— Problem to solve —
Isolate every line in the data with the string "column" and copy it.

— Data records —
---+---
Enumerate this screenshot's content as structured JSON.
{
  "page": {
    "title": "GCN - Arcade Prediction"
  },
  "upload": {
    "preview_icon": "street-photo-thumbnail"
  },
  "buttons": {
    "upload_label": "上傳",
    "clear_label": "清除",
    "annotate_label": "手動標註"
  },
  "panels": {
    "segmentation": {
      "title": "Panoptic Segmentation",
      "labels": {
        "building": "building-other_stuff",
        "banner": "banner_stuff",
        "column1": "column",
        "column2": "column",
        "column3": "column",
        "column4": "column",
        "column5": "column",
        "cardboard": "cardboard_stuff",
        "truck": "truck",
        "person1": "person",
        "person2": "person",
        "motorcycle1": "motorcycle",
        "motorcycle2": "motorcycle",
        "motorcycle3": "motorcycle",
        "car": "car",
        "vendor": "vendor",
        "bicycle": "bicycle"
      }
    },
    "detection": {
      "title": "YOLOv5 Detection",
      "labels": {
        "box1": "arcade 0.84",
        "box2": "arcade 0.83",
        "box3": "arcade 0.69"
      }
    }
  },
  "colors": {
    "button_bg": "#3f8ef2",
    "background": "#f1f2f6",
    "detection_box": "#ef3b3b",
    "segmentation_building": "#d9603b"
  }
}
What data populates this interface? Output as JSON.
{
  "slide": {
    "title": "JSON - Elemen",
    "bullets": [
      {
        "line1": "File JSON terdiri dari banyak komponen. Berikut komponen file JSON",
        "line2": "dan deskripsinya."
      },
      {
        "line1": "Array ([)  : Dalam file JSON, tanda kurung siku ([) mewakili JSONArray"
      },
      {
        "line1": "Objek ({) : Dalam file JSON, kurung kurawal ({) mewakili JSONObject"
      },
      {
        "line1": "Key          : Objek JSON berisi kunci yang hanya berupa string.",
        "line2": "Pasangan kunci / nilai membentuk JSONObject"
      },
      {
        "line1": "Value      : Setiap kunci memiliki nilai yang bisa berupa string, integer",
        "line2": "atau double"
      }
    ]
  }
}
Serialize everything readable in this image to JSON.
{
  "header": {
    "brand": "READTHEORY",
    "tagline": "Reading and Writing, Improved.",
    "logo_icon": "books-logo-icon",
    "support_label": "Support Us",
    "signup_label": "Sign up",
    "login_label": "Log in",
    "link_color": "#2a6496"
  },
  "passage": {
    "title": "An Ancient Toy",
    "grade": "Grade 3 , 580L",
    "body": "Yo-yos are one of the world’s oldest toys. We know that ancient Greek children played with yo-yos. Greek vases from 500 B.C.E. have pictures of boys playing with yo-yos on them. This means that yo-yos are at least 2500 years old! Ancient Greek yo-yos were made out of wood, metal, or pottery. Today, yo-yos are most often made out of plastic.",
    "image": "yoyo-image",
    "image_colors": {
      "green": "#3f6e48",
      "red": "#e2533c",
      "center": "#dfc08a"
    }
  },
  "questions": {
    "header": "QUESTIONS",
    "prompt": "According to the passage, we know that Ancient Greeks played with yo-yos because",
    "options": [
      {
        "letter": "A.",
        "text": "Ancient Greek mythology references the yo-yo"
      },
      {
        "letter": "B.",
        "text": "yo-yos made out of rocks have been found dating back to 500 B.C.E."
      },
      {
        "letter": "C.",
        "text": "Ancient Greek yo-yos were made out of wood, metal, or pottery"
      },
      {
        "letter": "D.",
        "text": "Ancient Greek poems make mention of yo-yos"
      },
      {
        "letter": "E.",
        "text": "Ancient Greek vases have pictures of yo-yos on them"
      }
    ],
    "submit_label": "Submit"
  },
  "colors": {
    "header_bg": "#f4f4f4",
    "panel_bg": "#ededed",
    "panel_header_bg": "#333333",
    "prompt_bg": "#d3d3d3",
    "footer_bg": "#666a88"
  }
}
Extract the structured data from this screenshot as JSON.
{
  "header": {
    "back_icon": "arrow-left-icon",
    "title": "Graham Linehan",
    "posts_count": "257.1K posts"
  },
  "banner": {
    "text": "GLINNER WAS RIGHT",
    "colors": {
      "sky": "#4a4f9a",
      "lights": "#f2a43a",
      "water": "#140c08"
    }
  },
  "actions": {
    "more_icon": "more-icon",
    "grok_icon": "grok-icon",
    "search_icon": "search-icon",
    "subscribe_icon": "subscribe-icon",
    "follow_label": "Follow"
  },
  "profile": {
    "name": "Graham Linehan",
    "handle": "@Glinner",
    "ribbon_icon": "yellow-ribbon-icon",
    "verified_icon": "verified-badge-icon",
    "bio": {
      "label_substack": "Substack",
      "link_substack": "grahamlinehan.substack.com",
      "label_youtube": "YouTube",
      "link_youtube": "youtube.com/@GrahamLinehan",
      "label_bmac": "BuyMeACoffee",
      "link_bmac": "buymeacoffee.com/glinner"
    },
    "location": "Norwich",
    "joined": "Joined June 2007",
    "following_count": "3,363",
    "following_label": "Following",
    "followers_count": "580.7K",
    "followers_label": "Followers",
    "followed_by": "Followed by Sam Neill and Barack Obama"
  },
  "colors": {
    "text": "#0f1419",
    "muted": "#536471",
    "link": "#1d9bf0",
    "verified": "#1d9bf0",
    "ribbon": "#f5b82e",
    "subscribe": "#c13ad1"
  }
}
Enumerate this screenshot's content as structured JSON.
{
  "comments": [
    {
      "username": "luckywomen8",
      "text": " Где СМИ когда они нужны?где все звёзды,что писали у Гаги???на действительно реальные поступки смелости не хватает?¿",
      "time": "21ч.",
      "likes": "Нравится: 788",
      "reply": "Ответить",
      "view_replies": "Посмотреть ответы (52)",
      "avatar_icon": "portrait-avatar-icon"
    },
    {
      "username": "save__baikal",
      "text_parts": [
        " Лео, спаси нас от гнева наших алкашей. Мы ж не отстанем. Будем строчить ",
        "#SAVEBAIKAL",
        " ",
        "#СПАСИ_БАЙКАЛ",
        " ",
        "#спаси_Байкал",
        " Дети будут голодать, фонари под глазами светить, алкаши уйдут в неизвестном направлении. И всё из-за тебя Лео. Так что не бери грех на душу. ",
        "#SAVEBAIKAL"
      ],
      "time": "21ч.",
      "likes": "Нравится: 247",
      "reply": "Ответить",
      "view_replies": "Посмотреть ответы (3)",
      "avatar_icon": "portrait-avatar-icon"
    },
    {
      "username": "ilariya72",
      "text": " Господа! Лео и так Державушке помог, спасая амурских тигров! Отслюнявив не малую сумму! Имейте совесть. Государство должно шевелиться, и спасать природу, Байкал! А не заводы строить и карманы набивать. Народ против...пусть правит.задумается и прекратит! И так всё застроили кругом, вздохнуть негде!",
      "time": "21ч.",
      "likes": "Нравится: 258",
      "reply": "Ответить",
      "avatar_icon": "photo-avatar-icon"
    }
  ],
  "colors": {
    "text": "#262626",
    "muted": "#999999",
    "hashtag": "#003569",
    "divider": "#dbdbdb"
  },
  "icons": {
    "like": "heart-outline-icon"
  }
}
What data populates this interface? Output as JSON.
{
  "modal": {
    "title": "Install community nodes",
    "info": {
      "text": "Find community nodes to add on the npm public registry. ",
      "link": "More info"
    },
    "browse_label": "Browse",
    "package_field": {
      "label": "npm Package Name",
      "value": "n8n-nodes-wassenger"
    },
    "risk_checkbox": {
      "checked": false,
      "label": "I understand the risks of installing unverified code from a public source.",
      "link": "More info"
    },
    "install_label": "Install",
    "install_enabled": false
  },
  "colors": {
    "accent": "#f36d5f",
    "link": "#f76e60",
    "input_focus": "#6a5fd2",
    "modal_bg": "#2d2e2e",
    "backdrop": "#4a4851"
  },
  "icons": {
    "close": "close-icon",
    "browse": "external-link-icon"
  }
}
---+---
— Solution to this problem —
        "column1": "column",
        "column2": "column",
        "column3": "column",
        "column4": "column",
        "column5": "column",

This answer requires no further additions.